### PROBLEM DETAILS
Return all lines below containing the word "text".

Extracted records:
-- start --
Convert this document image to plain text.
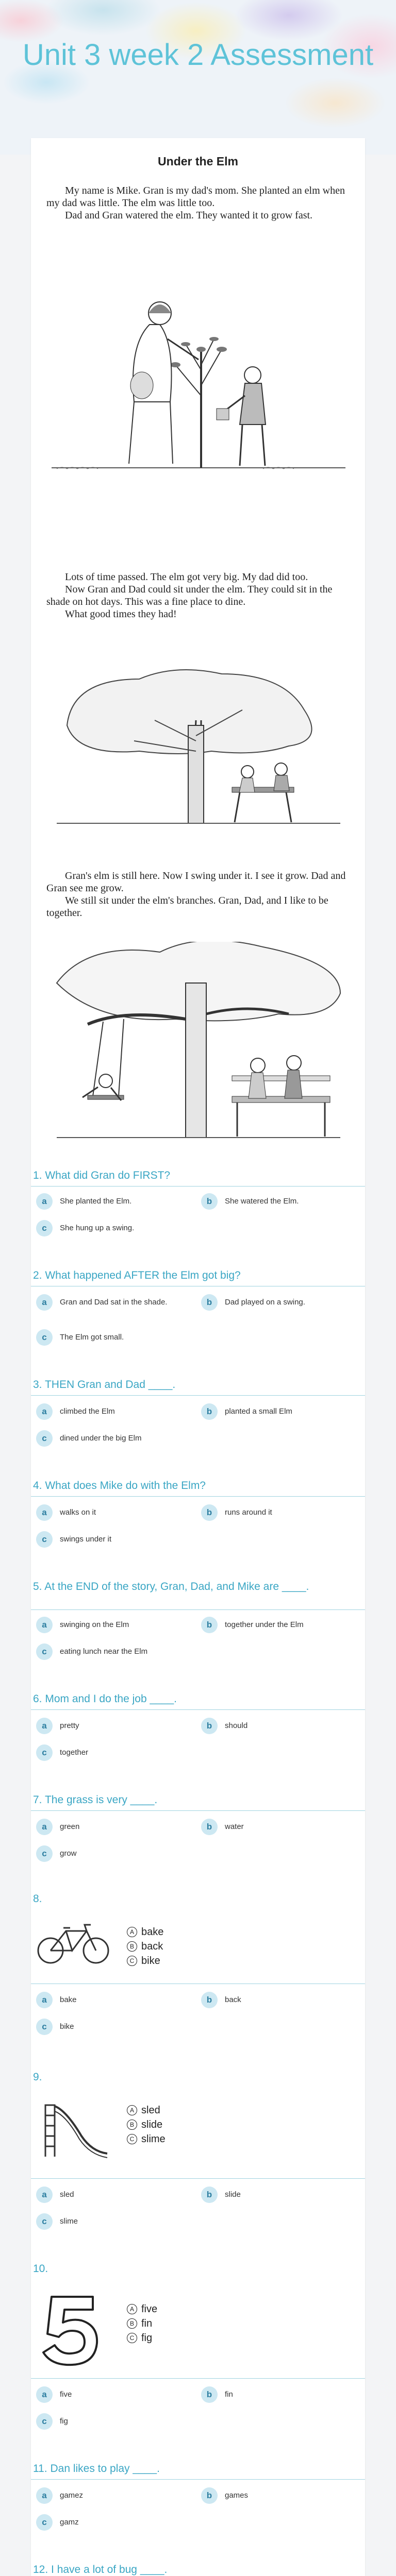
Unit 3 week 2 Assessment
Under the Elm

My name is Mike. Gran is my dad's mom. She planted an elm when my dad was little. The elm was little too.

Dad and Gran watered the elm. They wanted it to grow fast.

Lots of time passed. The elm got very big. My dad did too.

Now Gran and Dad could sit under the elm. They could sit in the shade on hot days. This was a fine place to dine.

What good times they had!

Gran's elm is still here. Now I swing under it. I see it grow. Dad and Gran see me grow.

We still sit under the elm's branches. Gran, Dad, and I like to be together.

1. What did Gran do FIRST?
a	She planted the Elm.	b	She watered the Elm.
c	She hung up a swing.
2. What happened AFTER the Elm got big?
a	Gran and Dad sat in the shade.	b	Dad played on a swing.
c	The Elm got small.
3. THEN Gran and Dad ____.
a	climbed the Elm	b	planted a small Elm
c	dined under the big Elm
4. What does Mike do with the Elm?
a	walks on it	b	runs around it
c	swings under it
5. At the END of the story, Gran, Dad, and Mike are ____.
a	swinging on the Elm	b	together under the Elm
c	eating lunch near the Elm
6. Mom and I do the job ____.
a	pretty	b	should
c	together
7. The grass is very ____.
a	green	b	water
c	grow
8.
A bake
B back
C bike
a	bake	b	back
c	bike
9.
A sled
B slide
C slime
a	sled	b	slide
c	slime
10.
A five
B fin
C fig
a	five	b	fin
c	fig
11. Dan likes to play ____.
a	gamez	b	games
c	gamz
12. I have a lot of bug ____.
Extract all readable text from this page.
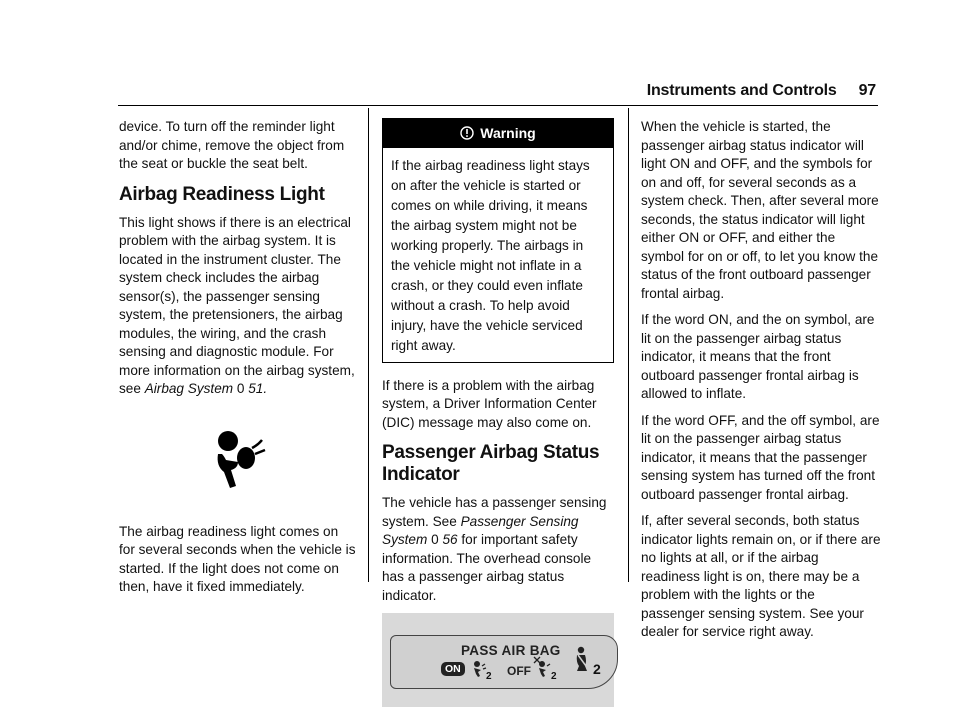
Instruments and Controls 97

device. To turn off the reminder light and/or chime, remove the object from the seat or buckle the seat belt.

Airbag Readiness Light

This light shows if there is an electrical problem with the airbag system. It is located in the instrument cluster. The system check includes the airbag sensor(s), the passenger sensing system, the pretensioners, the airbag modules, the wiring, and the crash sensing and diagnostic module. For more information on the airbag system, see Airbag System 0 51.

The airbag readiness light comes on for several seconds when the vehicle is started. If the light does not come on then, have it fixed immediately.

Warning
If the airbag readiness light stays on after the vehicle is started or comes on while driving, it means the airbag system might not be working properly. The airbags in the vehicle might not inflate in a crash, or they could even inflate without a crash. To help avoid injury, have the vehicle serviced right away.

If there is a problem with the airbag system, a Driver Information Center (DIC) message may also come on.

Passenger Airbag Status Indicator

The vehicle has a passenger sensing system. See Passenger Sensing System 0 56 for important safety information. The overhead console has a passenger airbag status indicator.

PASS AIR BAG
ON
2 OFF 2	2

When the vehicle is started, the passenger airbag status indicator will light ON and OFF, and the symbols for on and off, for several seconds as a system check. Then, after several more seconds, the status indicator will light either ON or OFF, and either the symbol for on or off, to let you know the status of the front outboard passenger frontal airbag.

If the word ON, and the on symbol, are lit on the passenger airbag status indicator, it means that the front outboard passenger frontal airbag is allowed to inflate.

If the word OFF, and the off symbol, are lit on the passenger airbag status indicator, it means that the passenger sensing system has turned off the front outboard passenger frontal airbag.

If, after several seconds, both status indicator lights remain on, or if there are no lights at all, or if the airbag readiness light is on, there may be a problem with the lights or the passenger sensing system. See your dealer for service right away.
-- end --
-- start --
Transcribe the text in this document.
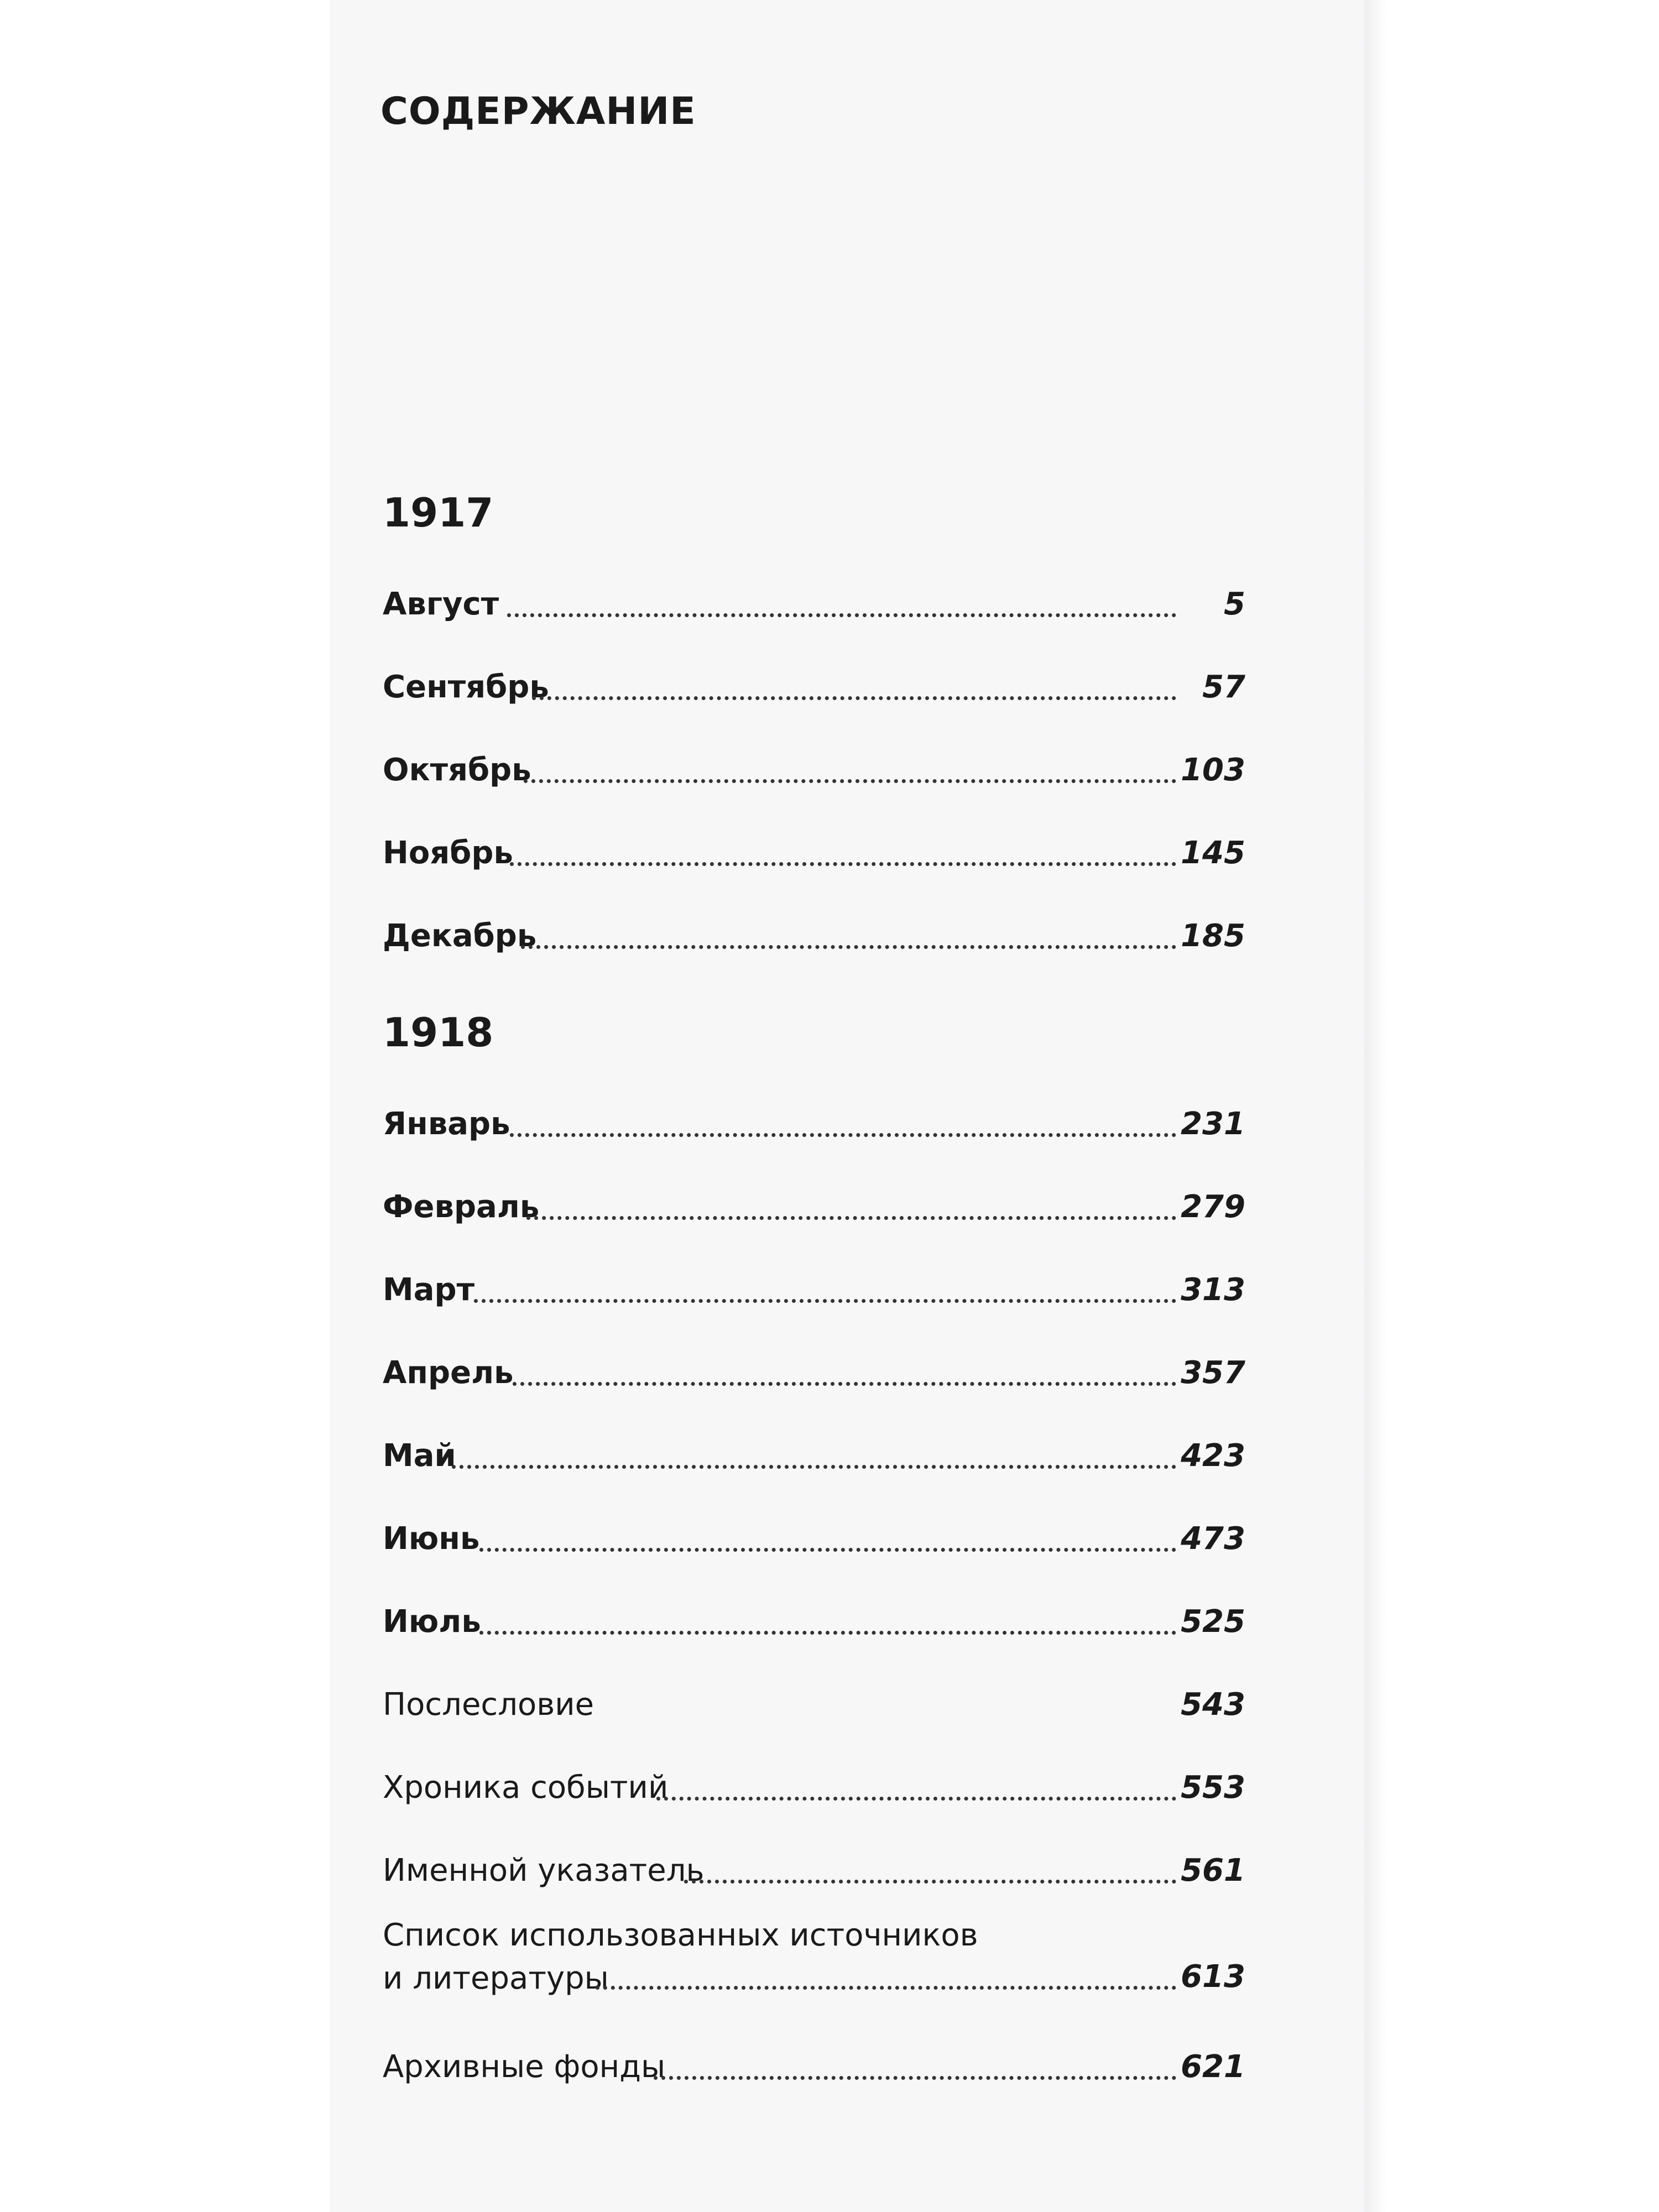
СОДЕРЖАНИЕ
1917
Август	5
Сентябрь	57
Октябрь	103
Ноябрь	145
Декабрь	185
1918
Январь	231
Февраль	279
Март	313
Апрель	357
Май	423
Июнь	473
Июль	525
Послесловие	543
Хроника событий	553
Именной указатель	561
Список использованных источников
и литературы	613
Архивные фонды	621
-- end --
### ANSWER TO THIS TASK
Convert this document image to plain text.
Extract all readable text from this page.
Transcribe the text in this document.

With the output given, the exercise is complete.